[Task description] Pull out every line with the word "filled" from the entries below.

[Material supplied]
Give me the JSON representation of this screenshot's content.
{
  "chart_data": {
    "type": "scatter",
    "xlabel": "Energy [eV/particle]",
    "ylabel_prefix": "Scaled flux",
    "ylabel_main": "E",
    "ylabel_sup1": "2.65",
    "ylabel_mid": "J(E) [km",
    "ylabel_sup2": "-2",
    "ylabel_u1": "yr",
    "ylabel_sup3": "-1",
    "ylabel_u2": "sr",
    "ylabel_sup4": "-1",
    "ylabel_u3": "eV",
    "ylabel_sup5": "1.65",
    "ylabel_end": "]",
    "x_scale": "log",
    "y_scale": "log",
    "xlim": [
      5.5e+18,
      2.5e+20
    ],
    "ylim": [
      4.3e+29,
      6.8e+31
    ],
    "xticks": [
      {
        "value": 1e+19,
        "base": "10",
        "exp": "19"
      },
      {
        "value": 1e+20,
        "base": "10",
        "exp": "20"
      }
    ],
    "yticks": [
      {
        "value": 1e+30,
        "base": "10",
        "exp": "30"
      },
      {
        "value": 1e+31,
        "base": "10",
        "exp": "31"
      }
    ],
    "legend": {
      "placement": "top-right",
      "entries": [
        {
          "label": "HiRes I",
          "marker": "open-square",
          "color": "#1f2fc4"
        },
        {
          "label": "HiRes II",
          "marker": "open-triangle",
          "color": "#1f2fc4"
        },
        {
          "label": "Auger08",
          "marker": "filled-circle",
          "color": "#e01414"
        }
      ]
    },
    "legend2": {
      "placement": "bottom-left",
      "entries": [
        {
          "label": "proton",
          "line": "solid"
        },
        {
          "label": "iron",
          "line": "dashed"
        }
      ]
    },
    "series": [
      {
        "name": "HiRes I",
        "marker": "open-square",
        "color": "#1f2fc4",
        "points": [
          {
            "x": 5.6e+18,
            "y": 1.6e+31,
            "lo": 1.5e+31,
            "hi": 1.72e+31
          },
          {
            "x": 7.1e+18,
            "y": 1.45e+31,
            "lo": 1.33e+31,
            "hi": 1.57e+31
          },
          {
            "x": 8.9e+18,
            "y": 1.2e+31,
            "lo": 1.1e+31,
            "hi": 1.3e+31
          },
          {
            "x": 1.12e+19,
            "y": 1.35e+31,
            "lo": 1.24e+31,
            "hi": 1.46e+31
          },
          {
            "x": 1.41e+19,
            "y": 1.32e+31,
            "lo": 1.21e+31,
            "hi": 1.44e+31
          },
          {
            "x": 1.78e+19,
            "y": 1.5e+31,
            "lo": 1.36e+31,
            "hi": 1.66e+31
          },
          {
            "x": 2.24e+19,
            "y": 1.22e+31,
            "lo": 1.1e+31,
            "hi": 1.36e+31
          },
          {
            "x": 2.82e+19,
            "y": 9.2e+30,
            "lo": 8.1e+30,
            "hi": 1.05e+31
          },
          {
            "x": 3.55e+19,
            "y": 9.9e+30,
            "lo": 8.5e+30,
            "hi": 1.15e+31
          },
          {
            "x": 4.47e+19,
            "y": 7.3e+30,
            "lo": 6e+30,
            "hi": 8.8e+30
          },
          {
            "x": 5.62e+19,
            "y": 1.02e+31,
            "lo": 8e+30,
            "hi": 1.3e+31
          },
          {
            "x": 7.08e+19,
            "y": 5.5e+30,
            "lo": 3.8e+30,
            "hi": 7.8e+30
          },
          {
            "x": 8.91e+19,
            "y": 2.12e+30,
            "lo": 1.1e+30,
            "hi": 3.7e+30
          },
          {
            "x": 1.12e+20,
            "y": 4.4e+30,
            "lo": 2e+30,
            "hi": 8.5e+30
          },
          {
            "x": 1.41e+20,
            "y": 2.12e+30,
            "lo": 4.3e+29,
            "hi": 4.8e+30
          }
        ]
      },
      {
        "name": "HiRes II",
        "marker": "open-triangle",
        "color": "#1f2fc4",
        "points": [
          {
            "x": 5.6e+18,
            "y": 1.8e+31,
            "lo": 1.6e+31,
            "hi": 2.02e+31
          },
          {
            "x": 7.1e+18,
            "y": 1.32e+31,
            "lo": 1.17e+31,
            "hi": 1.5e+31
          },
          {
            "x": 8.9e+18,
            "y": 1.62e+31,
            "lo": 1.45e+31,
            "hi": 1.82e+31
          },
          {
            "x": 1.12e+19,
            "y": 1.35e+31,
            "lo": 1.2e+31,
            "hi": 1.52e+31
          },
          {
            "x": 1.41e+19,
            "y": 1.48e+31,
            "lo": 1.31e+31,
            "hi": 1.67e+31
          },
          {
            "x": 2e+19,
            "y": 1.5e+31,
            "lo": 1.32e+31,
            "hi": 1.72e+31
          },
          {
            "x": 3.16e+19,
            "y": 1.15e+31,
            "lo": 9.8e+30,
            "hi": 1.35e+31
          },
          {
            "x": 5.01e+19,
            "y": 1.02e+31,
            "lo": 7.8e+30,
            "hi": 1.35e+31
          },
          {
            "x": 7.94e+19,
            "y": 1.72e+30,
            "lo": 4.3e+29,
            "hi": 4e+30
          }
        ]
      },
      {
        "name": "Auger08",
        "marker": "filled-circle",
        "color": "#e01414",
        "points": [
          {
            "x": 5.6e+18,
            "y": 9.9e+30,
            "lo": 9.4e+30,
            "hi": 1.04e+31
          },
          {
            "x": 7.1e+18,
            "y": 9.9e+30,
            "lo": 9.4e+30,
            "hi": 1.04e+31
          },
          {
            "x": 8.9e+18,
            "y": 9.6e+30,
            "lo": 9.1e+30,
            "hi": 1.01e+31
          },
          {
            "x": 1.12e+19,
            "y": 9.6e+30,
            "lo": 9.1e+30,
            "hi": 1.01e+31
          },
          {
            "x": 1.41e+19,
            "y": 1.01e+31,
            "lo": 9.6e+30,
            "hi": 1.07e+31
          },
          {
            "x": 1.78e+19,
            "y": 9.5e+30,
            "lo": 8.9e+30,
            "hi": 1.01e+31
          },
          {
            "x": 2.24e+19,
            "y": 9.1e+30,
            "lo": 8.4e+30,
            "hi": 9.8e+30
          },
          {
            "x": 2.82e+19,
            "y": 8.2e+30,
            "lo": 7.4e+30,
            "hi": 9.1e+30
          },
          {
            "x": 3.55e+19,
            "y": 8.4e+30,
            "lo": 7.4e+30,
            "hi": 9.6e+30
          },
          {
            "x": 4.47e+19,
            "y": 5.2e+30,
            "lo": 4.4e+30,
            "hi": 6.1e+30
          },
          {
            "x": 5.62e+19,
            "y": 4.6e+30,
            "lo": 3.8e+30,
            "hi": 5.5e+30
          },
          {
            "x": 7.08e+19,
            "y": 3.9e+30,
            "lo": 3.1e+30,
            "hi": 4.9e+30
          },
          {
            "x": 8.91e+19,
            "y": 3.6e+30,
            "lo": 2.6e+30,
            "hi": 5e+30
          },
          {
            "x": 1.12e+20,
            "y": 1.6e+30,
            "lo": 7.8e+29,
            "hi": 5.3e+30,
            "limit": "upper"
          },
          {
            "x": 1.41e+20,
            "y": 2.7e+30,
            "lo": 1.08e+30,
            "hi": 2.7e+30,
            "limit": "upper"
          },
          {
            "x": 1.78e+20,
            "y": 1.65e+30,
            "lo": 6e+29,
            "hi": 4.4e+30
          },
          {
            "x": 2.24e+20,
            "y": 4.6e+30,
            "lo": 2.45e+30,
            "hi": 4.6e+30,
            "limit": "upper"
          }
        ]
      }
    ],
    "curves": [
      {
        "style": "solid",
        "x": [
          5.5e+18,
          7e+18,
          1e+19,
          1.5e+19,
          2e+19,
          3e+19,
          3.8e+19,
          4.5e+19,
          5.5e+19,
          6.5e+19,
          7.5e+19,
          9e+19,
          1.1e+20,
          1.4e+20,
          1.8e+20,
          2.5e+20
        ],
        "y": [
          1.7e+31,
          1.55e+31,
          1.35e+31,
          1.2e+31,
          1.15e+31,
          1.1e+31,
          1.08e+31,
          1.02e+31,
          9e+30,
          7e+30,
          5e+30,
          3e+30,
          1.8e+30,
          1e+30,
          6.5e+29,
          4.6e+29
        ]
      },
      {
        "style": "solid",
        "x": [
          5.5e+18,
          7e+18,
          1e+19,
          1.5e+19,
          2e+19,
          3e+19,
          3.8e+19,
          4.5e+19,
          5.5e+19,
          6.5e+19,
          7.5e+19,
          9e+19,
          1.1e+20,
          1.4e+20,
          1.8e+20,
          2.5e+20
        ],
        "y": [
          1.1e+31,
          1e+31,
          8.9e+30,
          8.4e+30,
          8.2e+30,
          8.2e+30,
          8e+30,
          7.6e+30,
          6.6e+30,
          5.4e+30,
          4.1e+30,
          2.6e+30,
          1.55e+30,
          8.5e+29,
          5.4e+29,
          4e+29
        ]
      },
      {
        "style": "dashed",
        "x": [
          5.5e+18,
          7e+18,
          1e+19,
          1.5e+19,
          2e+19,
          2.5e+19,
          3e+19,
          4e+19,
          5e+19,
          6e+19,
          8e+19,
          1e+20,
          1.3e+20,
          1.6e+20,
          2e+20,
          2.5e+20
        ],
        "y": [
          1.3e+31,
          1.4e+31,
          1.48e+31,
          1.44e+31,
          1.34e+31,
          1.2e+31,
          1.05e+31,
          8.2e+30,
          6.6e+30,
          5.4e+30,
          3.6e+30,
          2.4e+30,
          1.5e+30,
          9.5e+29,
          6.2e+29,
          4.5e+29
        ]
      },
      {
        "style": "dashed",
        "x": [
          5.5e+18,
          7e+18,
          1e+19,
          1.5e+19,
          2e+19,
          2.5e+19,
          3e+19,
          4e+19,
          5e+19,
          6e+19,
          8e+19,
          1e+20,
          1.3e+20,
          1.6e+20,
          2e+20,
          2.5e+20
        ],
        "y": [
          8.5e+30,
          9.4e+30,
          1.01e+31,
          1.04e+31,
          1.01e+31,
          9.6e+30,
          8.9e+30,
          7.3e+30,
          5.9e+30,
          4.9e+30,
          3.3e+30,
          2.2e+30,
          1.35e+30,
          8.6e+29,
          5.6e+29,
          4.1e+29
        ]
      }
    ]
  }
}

[Worked solution]
          "marker": "filled-circle",
        "marker": "filled-circle",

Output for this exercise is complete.